Your task » Return the listing below verbatim. Pictures do not belong in the copy.

Excerpted data »
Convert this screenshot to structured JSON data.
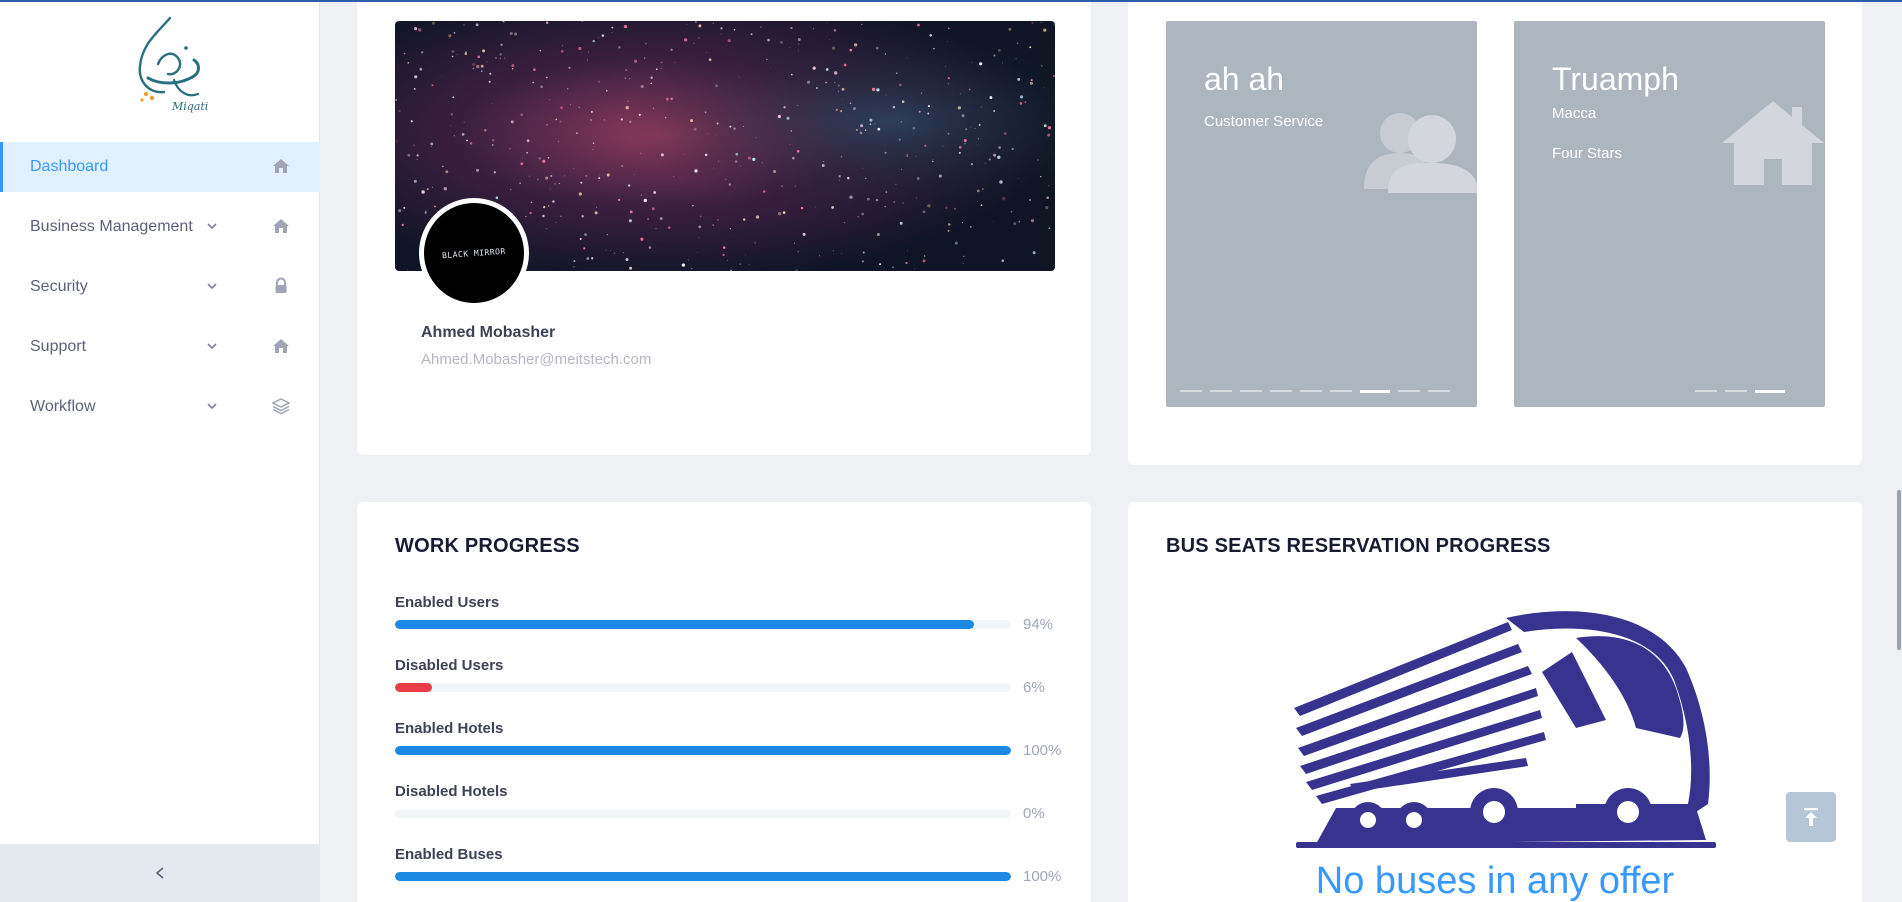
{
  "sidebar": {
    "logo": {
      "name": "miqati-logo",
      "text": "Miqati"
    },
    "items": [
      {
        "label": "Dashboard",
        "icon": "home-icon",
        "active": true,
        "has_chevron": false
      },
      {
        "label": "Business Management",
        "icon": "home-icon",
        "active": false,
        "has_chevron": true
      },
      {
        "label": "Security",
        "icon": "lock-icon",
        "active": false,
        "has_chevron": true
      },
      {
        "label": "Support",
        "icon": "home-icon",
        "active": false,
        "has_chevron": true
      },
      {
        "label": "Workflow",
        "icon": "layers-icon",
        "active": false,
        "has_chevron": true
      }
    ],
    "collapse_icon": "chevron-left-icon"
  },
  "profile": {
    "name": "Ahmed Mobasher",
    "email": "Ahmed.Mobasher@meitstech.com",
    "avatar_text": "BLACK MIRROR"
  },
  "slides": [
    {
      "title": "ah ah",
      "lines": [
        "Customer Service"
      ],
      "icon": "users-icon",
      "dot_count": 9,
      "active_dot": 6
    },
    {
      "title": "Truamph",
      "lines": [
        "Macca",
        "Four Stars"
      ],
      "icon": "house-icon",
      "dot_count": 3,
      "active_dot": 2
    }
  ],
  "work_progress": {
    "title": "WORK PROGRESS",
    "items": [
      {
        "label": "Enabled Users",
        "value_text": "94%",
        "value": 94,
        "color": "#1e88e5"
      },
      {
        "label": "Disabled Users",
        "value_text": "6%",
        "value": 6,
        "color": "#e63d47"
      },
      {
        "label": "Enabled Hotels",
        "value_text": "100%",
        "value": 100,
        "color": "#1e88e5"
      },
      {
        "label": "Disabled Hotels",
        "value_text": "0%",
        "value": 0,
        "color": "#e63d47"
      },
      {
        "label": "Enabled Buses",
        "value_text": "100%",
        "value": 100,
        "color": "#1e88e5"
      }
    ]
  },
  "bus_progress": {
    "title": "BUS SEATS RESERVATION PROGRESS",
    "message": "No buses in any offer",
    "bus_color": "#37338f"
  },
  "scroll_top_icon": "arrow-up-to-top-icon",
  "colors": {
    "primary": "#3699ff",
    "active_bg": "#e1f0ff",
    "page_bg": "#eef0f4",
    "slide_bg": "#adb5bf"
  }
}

The output »
Convert this screenshot to structured JSON data.
{
  "sidebar": {
    "logo": {
      "name": "miqati-logo",
      "text": "Miqati"
    },
    "items": [
      {
        "label": "Dashboard",
        "icon": "home-icon",
        "active": true,
        "has_chevron": false
      },
      {
        "label": "Business Management",
        "icon": "home-icon",
        "active": false,
        "has_chevron": true
      },
      {
        "label": "Security",
        "icon": "lock-icon",
        "active": false,
        "has_chevron": true
      },
      {
        "label": "Support",
        "icon": "home-icon",
        "active": false,
        "has_chevron": true
      },
      {
        "label": "Workflow",
        "icon": "layers-icon",
        "active": false,
        "has_chevron": true
      }
    ],
    "collapse_icon": "chevron-left-icon"
  },
  "profile": {
    "name": "Ahmed Mobasher",
    "email": "Ahmed.Mobasher@meitstech.com",
    "avatar_text": "BLACK MIRROR"
  },
  "slides": [
    {
      "title": "ah ah",
      "lines": [
        "Customer Service"
      ],
      "icon": "users-icon",
      "dot_count": 9,
      "active_dot": 6
    },
    {
      "title": "Truamph",
      "lines": [
        "Macca",
        "Four Stars"
      ],
      "icon": "house-icon",
      "dot_count": 3,
      "active_dot": 2
    }
  ],
  "work_progress": {
    "title": "WORK PROGRESS",
    "items": [
      {
        "label": "Enabled Users",
        "value_text": "94%",
        "value": 94,
        "color": "#1e88e5"
      },
      {
        "label": "Disabled Users",
        "value_text": "6%",
        "value": 6,
        "color": "#e63d47"
      },
      {
        "label": "Enabled Hotels",
        "value_text": "100%",
        "value": 100,
        "color": "#1e88e5"
      },
      {
        "label": "Disabled Hotels",
        "value_text": "0%",
        "value": 0,
        "color": "#e63d47"
      },
      {
        "label": "Enabled Buses",
        "value_text": "100%",
        "value": 100,
        "color": "#1e88e5"
      }
    ]
  },
  "bus_progress": {
    "title": "BUS SEATS RESERVATION PROGRESS",
    "message": "No buses in any offer",
    "bus_color": "#37338f"
  },
  "scroll_top_icon": "arrow-up-to-top-icon",
  "colors": {
    "primary": "#3699ff",
    "active_bg": "#e1f0ff",
    "page_bg": "#eef0f4",
    "slide_bg": "#adb5bf"
  }
}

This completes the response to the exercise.